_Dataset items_
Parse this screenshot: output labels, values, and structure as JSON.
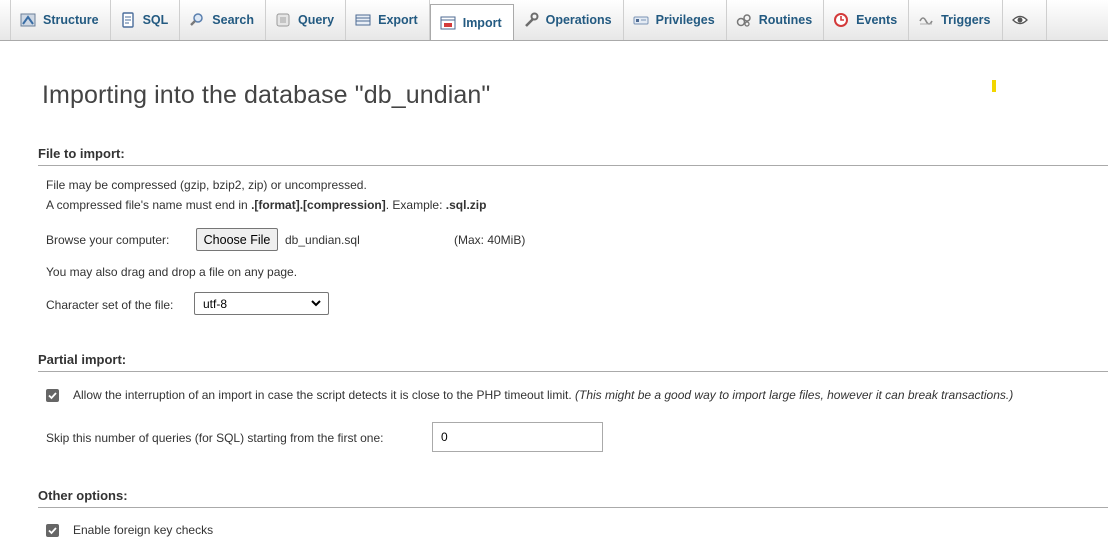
{
  "tabs": [
    {
      "label": "Structure",
      "icon": "structure-icon"
    },
    {
      "label": "SQL",
      "icon": "sql-icon"
    },
    {
      "label": "Search",
      "icon": "search-icon"
    },
    {
      "label": "Query",
      "icon": "query-icon"
    },
    {
      "label": "Export",
      "icon": "export-icon"
    },
    {
      "label": "Import",
      "icon": "import-icon",
      "active": true
    },
    {
      "label": "Operations",
      "icon": "wrench-icon"
    },
    {
      "label": "Privileges",
      "icon": "privileges-icon"
    },
    {
      "label": "Routines",
      "icon": "routines-icon"
    },
    {
      "label": "Events",
      "icon": "clock-icon"
    },
    {
      "label": "Triggers",
      "icon": "triggers-icon"
    },
    {
      "label": "",
      "icon": "eye-icon"
    }
  ],
  "title": "Importing into the database \"db_undian\"",
  "file_section": {
    "heading": "File to import:",
    "line1": "File may be compressed (gzip, bzip2, zip) or uncompressed.",
    "line2_prefix": "A compressed file's name must end in ",
    "line2_bold": ".[format].[compression]",
    "line2_mid": ". Example: ",
    "line2_example": ".sql.zip",
    "browse_label": "Browse your computer:",
    "choose_button": "Choose File",
    "file_name": "db_undian.sql",
    "max_size": "(Max: 40MiB)",
    "drag_note": "You may also drag and drop a file on any page.",
    "charset_label": "Character set of the file:",
    "charset_value": "utf-8"
  },
  "partial_section": {
    "heading": "Partial import:",
    "allow_label": "Allow the interruption of an import in case the script detects it is close to the PHP timeout limit.",
    "allow_note": "(This might be a good way to import large files, however it can break transactions.)",
    "allow_checked": true,
    "skip_label": "Skip this number of queries (for SQL) starting from the first one:",
    "skip_value": "0"
  },
  "other_section": {
    "heading": "Other options:",
    "fk_label": "Enable foreign key checks",
    "fk_checked": true
  },
  "colors": {
    "tab_text": "#235a81",
    "checkbox": "#666666",
    "marker": "#f2d600"
  }
}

_Required task_
Reproduce the material above in full, exactly, with no images.

_Written response_
Parse this screenshot: output labels, values, and structure as JSON.
{
  "tabs": [
    {
      "label": "Structure",
      "icon": "structure-icon"
    },
    {
      "label": "SQL",
      "icon": "sql-icon"
    },
    {
      "label": "Search",
      "icon": "search-icon"
    },
    {
      "label": "Query",
      "icon": "query-icon"
    },
    {
      "label": "Export",
      "icon": "export-icon"
    },
    {
      "label": "Import",
      "icon": "import-icon",
      "active": true
    },
    {
      "label": "Operations",
      "icon": "wrench-icon"
    },
    {
      "label": "Privileges",
      "icon": "privileges-icon"
    },
    {
      "label": "Routines",
      "icon": "routines-icon"
    },
    {
      "label": "Events",
      "icon": "clock-icon"
    },
    {
      "label": "Triggers",
      "icon": "triggers-icon"
    },
    {
      "label": "",
      "icon": "eye-icon"
    }
  ],
  "title": "Importing into the database \"db_undian\"",
  "file_section": {
    "heading": "File to import:",
    "line1": "File may be compressed (gzip, bzip2, zip) or uncompressed.",
    "line2_prefix": "A compressed file's name must end in ",
    "line2_bold": ".[format].[compression]",
    "line2_mid": ". Example: ",
    "line2_example": ".sql.zip",
    "browse_label": "Browse your computer:",
    "choose_button": "Choose File",
    "file_name": "db_undian.sql",
    "max_size": "(Max: 40MiB)",
    "drag_note": "You may also drag and drop a file on any page.",
    "charset_label": "Character set of the file:",
    "charset_value": "utf-8"
  },
  "partial_section": {
    "heading": "Partial import:",
    "allow_label": "Allow the interruption of an import in case the script detects it is close to the PHP timeout limit.",
    "allow_note": "(This might be a good way to import large files, however it can break transactions.)",
    "allow_checked": true,
    "skip_label": "Skip this number of queries (for SQL) starting from the first one:",
    "skip_value": "0"
  },
  "other_section": {
    "heading": "Other options:",
    "fk_label": "Enable foreign key checks",
    "fk_checked": true
  },
  "colors": {
    "tab_text": "#235a81",
    "checkbox": "#666666",
    "marker": "#f2d600"
  }
}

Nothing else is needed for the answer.